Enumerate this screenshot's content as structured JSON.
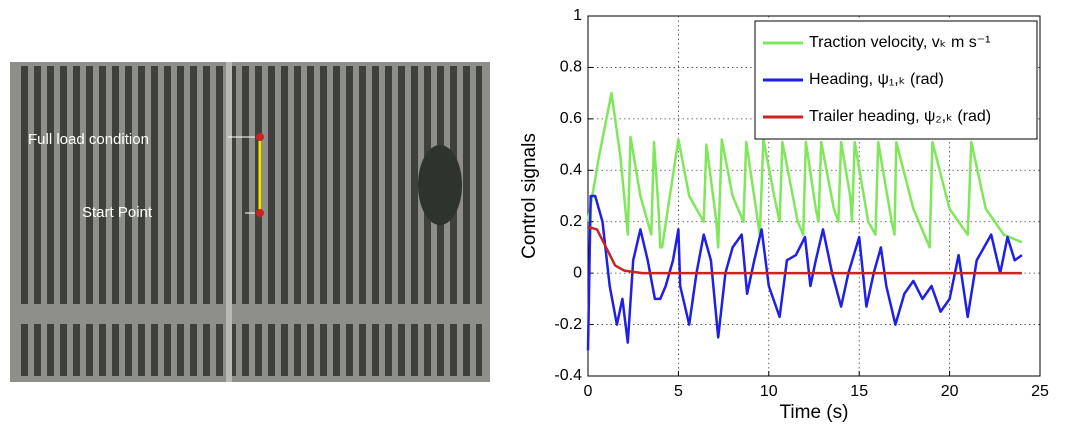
{
  "aerial_image": {
    "annotations": [
      "Full load condition",
      "Start Point"
    ]
  },
  "chart_data": {
    "type": "line",
    "xlabel": "Time (s)",
    "ylabel": "Control signals",
    "xlim": [
      0,
      25
    ],
    "ylim": [
      -0.4,
      1
    ],
    "xticks": [
      0,
      5,
      10,
      15,
      20,
      25
    ],
    "yticks": [
      -0.4,
      -0.2,
      0,
      0.2,
      0.4,
      0.6,
      0.8,
      1
    ],
    "grid": true,
    "legend": "upper right",
    "series": [
      {
        "name": "Traction velocity, vₖ m s⁻¹",
        "color": "#7ee85a",
        "x": [
          0,
          0.6,
          1.3,
          1.8,
          2.2,
          2.35,
          2.9,
          3.5,
          3.65,
          3.9,
          4.0,
          4.1,
          5.0,
          5.6,
          6.4,
          6.55,
          7.1,
          7.2,
          7.4,
          8.0,
          8.6,
          8.75,
          9.5,
          9.7,
          10.3,
          10.6,
          10.75,
          11.6,
          11.9,
          12.05,
          12.6,
          12.75,
          12.9,
          13.6,
          13.85,
          14.0,
          14.5,
          14.6,
          14.75,
          15.5,
          15.9,
          16.05,
          16.8,
          16.95,
          17.05,
          18.0,
          18.9,
          19.05,
          20.0,
          21.0,
          21.2,
          22.0,
          23.0,
          24.0
        ],
        "values": [
          0.2,
          0.45,
          0.7,
          0.45,
          0.15,
          0.53,
          0.3,
          0.15,
          0.51,
          0.25,
          0.1,
          0.1,
          0.52,
          0.3,
          0.2,
          0.5,
          0.2,
          0.1,
          0.52,
          0.3,
          0.2,
          0.51,
          0.15,
          0.52,
          0.3,
          0.2,
          0.51,
          0.2,
          0.15,
          0.51,
          0.25,
          0.2,
          0.51,
          0.25,
          0.2,
          0.51,
          0.3,
          0.2,
          0.51,
          0.2,
          0.15,
          0.51,
          0.2,
          0.15,
          0.51,
          0.25,
          0.1,
          0.51,
          0.25,
          0.15,
          0.51,
          0.25,
          0.15,
          0.12
        ]
      },
      {
        "name": "Heading, ψ₁,ₖ (rad)",
        "color": "#1f1fe6",
        "x": [
          0,
          0.15,
          0.4,
          0.8,
          1.2,
          1.6,
          1.9,
          2.2,
          2.5,
          2.9,
          3.3,
          3.7,
          4.0,
          4.3,
          4.7,
          5.0,
          5.1,
          5.6,
          6.0,
          6.4,
          6.8,
          7.2,
          7.6,
          8.0,
          8.5,
          8.8,
          9.2,
          9.6,
          10.0,
          10.6,
          11.0,
          11.5,
          12.0,
          12.3,
          12.6,
          13.0,
          13.5,
          14.0,
          14.4,
          15.0,
          15.4,
          15.8,
          16.2,
          16.5,
          17.0,
          17.5,
          18.0,
          18.5,
          19.0,
          19.5,
          20.0,
          20.5,
          21.0,
          21.5,
          22.3,
          22.8,
          23.2,
          23.6,
          24.0
        ],
        "values": [
          -0.3,
          0.3,
          0.3,
          0.2,
          -0.05,
          -0.2,
          -0.1,
          -0.27,
          0.05,
          0.17,
          0.05,
          -0.1,
          -0.1,
          -0.05,
          0.05,
          0.17,
          -0.05,
          -0.2,
          0,
          0.15,
          0.05,
          -0.25,
          0,
          0.1,
          0.15,
          -0.08,
          0.05,
          0.17,
          -0.05,
          -0.17,
          0.05,
          0.07,
          0.14,
          -0.05,
          0.05,
          0.17,
          0,
          -0.13,
          0,
          0.14,
          -0.13,
          0,
          0.1,
          -0.05,
          -0.2,
          -0.08,
          -0.03,
          -0.1,
          -0.05,
          -0.15,
          -0.1,
          0.07,
          -0.17,
          0.05,
          0.15,
          0,
          0.14,
          0.05,
          0.07
        ]
      },
      {
        "name": "Trailer heading, ψ₂,ₖ (rad)",
        "color": "#cc2222",
        "x": [
          0,
          0.5,
          1.0,
          1.5,
          2.0,
          3.0,
          24.0
        ],
        "values": [
          0.18,
          0.17,
          0.1,
          0.03,
          0.01,
          0,
          0
        ]
      }
    ]
  }
}
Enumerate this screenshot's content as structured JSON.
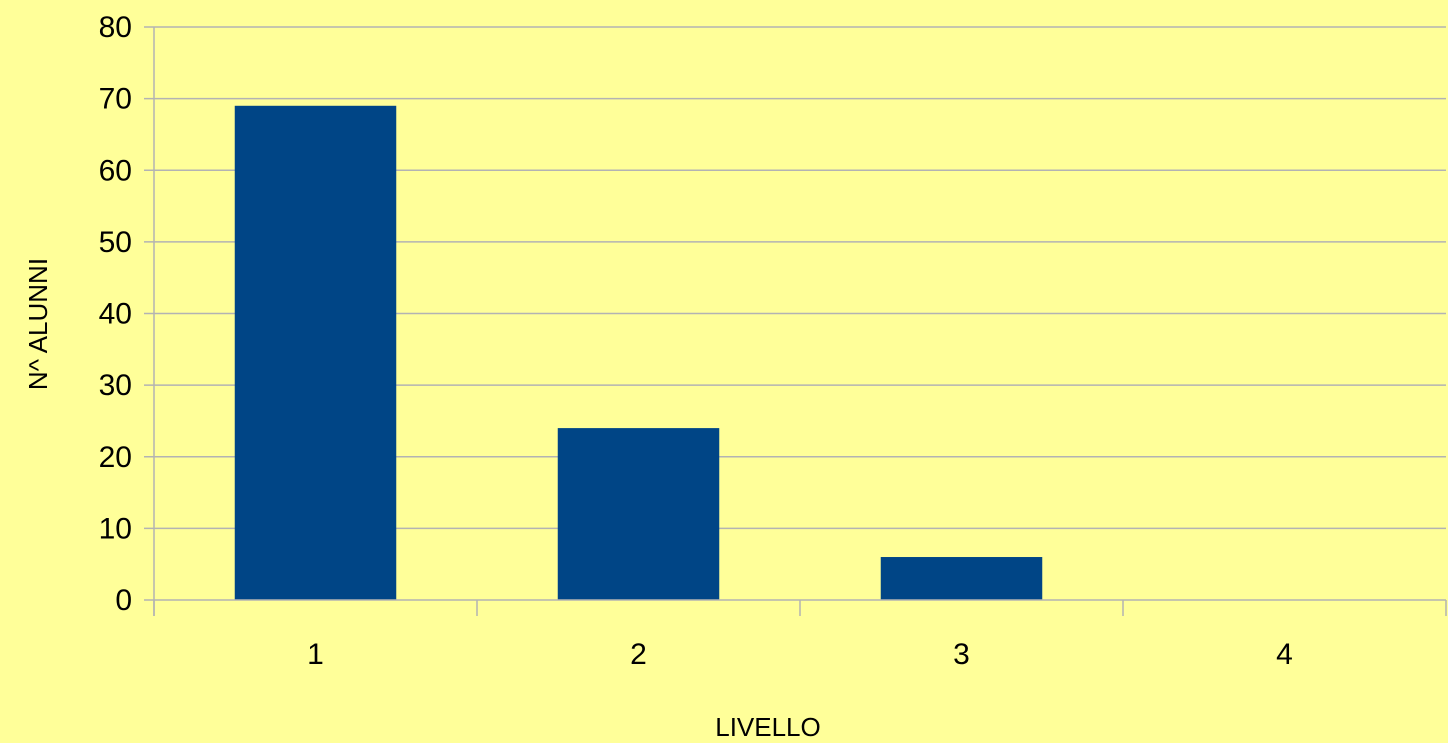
{
  "chart_data": {
    "type": "bar",
    "categories": [
      "1",
      "2",
      "3",
      "4"
    ],
    "values": [
      69,
      24,
      6,
      0
    ],
    "title": "",
    "xlabel": "LIVELLO",
    "ylabel": "N^ ALUNNI",
    "ylim": [
      0,
      80
    ],
    "yticks": [
      "0",
      "10",
      "20",
      "30",
      "40",
      "50",
      "60",
      "70",
      "80"
    ],
    "grid": true,
    "legend": "none",
    "colors": {
      "background": "#ffff99",
      "bar": "#004586",
      "grid": "#b3b3b3",
      "axis": "#b3b3b3"
    }
  }
}
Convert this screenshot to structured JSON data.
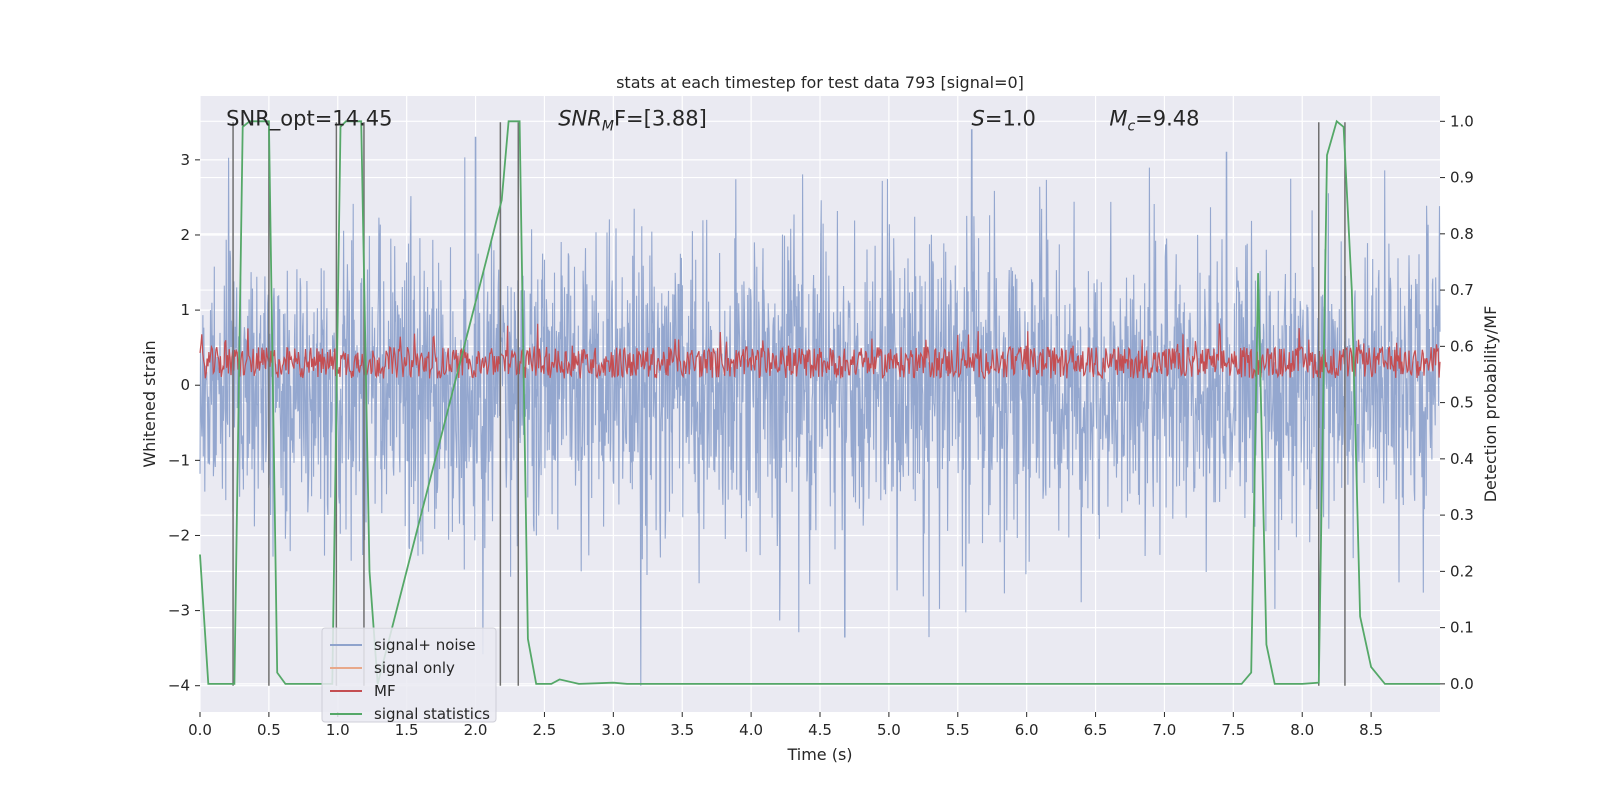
{
  "chart_data": {
    "type": "line",
    "title": "stats at each timestep for test data 793 [signal=0]",
    "xlabel": "Time (s)",
    "ylabel": "Whitened strain",
    "ylabel_right": "Detection probability/MF",
    "xlim": [
      0,
      9.0
    ],
    "ylim": [
      -4.35,
      3.85
    ],
    "ylim_right": [
      -0.05,
      1.045
    ],
    "xticks": [
      0.0,
      0.5,
      1.0,
      1.5,
      2.0,
      2.5,
      3.0,
      3.5,
      4.0,
      4.5,
      5.0,
      5.5,
      6.0,
      6.5,
      7.0,
      7.5,
      8.0,
      8.5
    ],
    "xtick_labels": [
      "0.0",
      "0.5",
      "1.0",
      "1.5",
      "2.0",
      "2.5",
      "3.0",
      "3.5",
      "4.0",
      "4.5",
      "5.0",
      "5.5",
      "6.0",
      "6.5",
      "7.0",
      "7.5",
      "8.0",
      "8.5"
    ],
    "yticks": [
      -4,
      -3,
      -2,
      -1,
      0,
      1,
      2,
      3
    ],
    "ytick_labels": [
      "−4",
      "−3",
      "−2",
      "−1",
      "0",
      "1",
      "2",
      "3"
    ],
    "yticks_right": [
      0.0,
      0.1,
      0.2,
      0.3,
      0.4,
      0.5,
      0.6,
      0.7,
      0.8,
      0.9,
      1.0
    ],
    "ytick_labels_right": [
      "0.0",
      "0.1",
      "0.2",
      "0.3",
      "0.4",
      "0.5",
      "0.6",
      "0.7",
      "0.8",
      "0.9",
      "1.0"
    ],
    "annotations": [
      {
        "id": "snr-opt",
        "text": "SNR_opt=14.45",
        "x": 0.19,
        "y": 3.55
      },
      {
        "id": "snr-mf",
        "prefix": "SNR",
        "sub": "M",
        "rest": "F=[3.88]",
        "x": 2.6,
        "y": 3.55
      },
      {
        "id": "s-value",
        "prefix": "S",
        "rest": "=1.0",
        "x": 5.6,
        "y": 3.55
      },
      {
        "id": "mc-value",
        "prefix": "M",
        "sub": "c",
        "rest": "=9.48",
        "x": 6.6,
        "y": 3.55
      }
    ],
    "legend": {
      "position": "lower-left",
      "entries": [
        {
          "label": "signal+ noise",
          "color": "#8fa3cc"
        },
        {
          "label": "signal only",
          "color": "#e8a88a"
        },
        {
          "label": "MF",
          "color": "#c44e52"
        },
        {
          "label": "signal statistics",
          "color": "#55a868"
        }
      ]
    },
    "series": [
      {
        "name": "signal statistics",
        "axis": "right",
        "color": "#55a868",
        "x": [
          0.0,
          0.06,
          0.25,
          0.31,
          0.36,
          0.5,
          0.56,
          0.62,
          0.96,
          1.02,
          1.06,
          1.1,
          1.17,
          1.23,
          1.29,
          2.19,
          2.24,
          2.27,
          2.32,
          2.38,
          2.44,
          2.55,
          2.61,
          2.75,
          3.0,
          3.1,
          4.0,
          5.0,
          6.0,
          7.0,
          7.56,
          7.63,
          7.68,
          7.74,
          7.8,
          8.0,
          8.12,
          8.18,
          8.25,
          8.3,
          8.36,
          8.42,
          8.5,
          8.6,
          9.0
        ],
        "y": [
          0.23,
          0.0,
          0.0,
          0.99,
          1.0,
          1.0,
          0.02,
          0.0,
          0.0,
          0.99,
          1.0,
          1.0,
          1.0,
          0.2,
          0.0,
          0.86,
          1.0,
          1.0,
          1.0,
          0.08,
          0.0,
          0.0,
          0.008,
          0.0,
          0.002,
          0.0,
          0.0,
          0.0,
          0.0,
          0.0,
          0.0,
          0.02,
          0.73,
          0.07,
          0.0,
          0.0,
          0.002,
          0.94,
          1.0,
          0.99,
          0.7,
          0.12,
          0.03,
          0.0,
          0.0
        ]
      },
      {
        "name": "MF",
        "axis": "left",
        "color": "#c44e52",
        "generated": "band",
        "center": 0.3,
        "spread": 0.42
      },
      {
        "name": "signal+ noise",
        "axis": "left",
        "color": "#8fa3cc",
        "generated": "noise",
        "sigma": 1.0,
        "spikes": [
          {
            "x": 2.0,
            "y": 3.3
          },
          {
            "x": 5.6,
            "y": 3.4
          },
          {
            "x": 7.45,
            "y": 3.1
          },
          {
            "x": 4.68,
            "y": -3.35
          },
          {
            "x": 3.2,
            "y": -4.0
          }
        ]
      }
    ],
    "vertical_markers": {
      "color": "#707070",
      "bottom": -4.0,
      "top": 3.5,
      "x": [
        0.24,
        0.5,
        0.99,
        1.19,
        2.18,
        2.31,
        8.12,
        8.31
      ]
    }
  }
}
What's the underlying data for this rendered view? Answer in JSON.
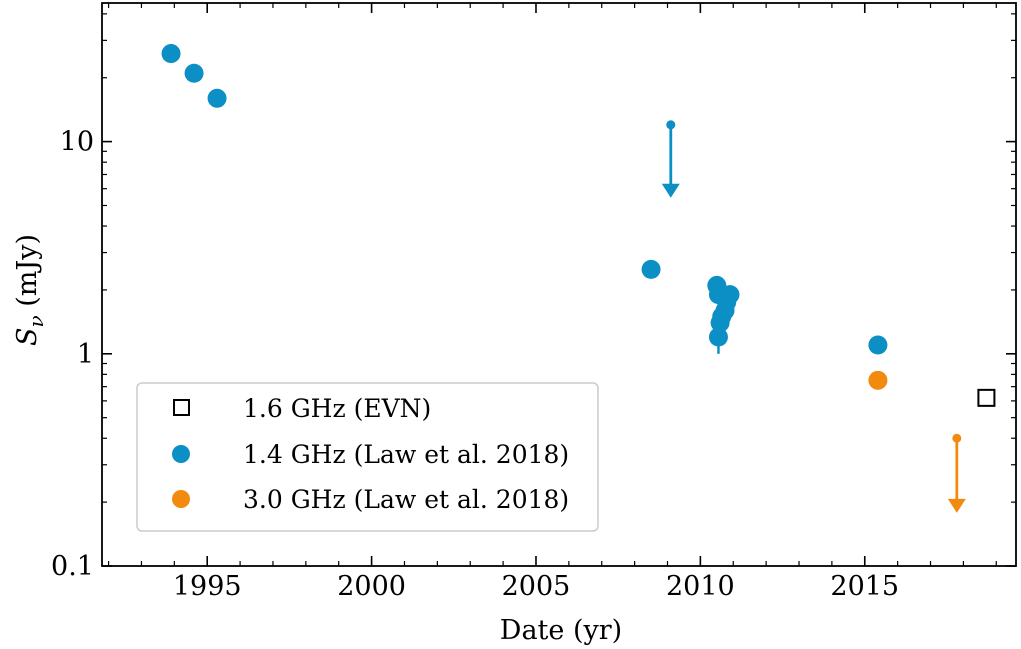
{
  "chart_data": {
    "type": "scatter",
    "title": "",
    "xlabel": "Date (yr)",
    "ylabel_main": "S",
    "ylabel_sub": "ν",
    "ylabel_unit": " (mJy)",
    "xlim": [
      1991.8,
      2019.6
    ],
    "ylim": [
      0.1,
      45
    ],
    "yscale": "log",
    "xticks": [
      1995,
      2000,
      2005,
      2010,
      2015
    ],
    "xtick_labels": [
      "1995",
      "2000",
      "2005",
      "2010",
      "2015"
    ],
    "yticks": [
      0.1,
      1,
      10
    ],
    "ytick_labels": [
      "0.1",
      "1",
      "10"
    ],
    "colors": {
      "blue": "#0C8FC4",
      "orange": "#F38A10",
      "black": "#000000"
    },
    "series": [
      {
        "name": "1.6 GHz (EVN)",
        "marker": "open-square",
        "color": "#000000",
        "points": [
          {
            "x": 2018.7,
            "y": 0.62
          }
        ],
        "upper_limits": []
      },
      {
        "name": "1.4 GHz (Law et al. 2018)",
        "marker": "filled-circle",
        "color": "#0C8FC4",
        "points": [
          {
            "x": 1993.9,
            "y": 26.0
          },
          {
            "x": 1994.6,
            "y": 21.0
          },
          {
            "x": 1995.3,
            "y": 16.0
          },
          {
            "x": 2008.5,
            "y": 2.5
          },
          {
            "x": 2010.5,
            "y": 2.1
          },
          {
            "x": 2010.55,
            "y": 1.9
          },
          {
            "x": 2010.9,
            "y": 1.9
          },
          {
            "x": 2010.8,
            "y": 1.75
          },
          {
            "x": 2010.75,
            "y": 1.6
          },
          {
            "x": 2010.65,
            "y": 1.5
          },
          {
            "x": 2010.6,
            "y": 1.4
          },
          {
            "x": 2010.55,
            "y": 1.2
          },
          {
            "x": 2015.4,
            "y": 1.1
          }
        ],
        "error_bars": [
          {
            "x": 2010.55,
            "low": 1.0,
            "high": 1.4
          }
        ],
        "upper_limits": [
          {
            "x": 2009.1,
            "from": 12.0,
            "to": 5.5
          }
        ]
      },
      {
        "name": "3.0 GHz (Law et al. 2018)",
        "marker": "filled-circle",
        "color": "#F38A10",
        "points": [
          {
            "x": 2015.4,
            "y": 0.75
          }
        ],
        "upper_limits": [
          {
            "x": 2017.8,
            "from": 0.4,
            "to": 0.18
          }
        ]
      }
    ],
    "legend": {
      "position": "lower-left",
      "entries": [
        "1.6 GHz (EVN)",
        "1.4 GHz (Law et al. 2018)",
        "3.0 GHz (Law et al. 2018)"
      ]
    }
  }
}
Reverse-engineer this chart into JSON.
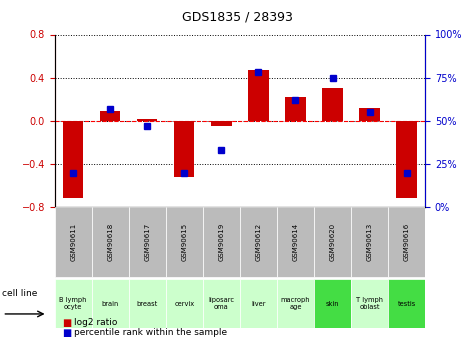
{
  "title": "GDS1835 / 28393",
  "samples": [
    "GSM90611",
    "GSM90618",
    "GSM90617",
    "GSM90615",
    "GSM90619",
    "GSM90612",
    "GSM90614",
    "GSM90620",
    "GSM90613",
    "GSM90616"
  ],
  "cell_lines": [
    "B lymph\nocyte",
    "brain",
    "breast",
    "cervix",
    "liposarc\noma",
    "liver",
    "macroph\nage",
    "skin",
    "T lymph\noblast",
    "testis"
  ],
  "cell_line_colors": [
    "#ccffcc",
    "#ccffcc",
    "#ccffcc",
    "#ccffcc",
    "#ccffcc",
    "#ccffcc",
    "#ccffcc",
    "#44dd44",
    "#ccffcc",
    "#44dd44"
  ],
  "log2_ratio": [
    -0.72,
    0.09,
    0.02,
    -0.52,
    -0.05,
    0.47,
    0.22,
    0.3,
    0.12,
    -0.72
  ],
  "percentile_rank": [
    20,
    57,
    47,
    20,
    33,
    78,
    62,
    75,
    55,
    20
  ],
  "ylim_left": [
    -0.8,
    0.8
  ],
  "ylim_right": [
    0,
    100
  ],
  "yticks_left": [
    -0.8,
    -0.4,
    0.0,
    0.4,
    0.8
  ],
  "yticks_right": [
    0,
    25,
    50,
    75,
    100
  ],
  "log2_color": "#cc0000",
  "percentile_color": "#0000cc",
  "bg_color": "#ffffff",
  "zero_line_color": "#ff0000",
  "sample_bg": "#bbbbbb",
  "legend_log2": "log2 ratio",
  "legend_pct": "percentile rank within the sample",
  "bar_width": 0.55
}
────
Work to do: Give the count of lines in the data above that hold the string "noise", with no additional words.

Reply: 3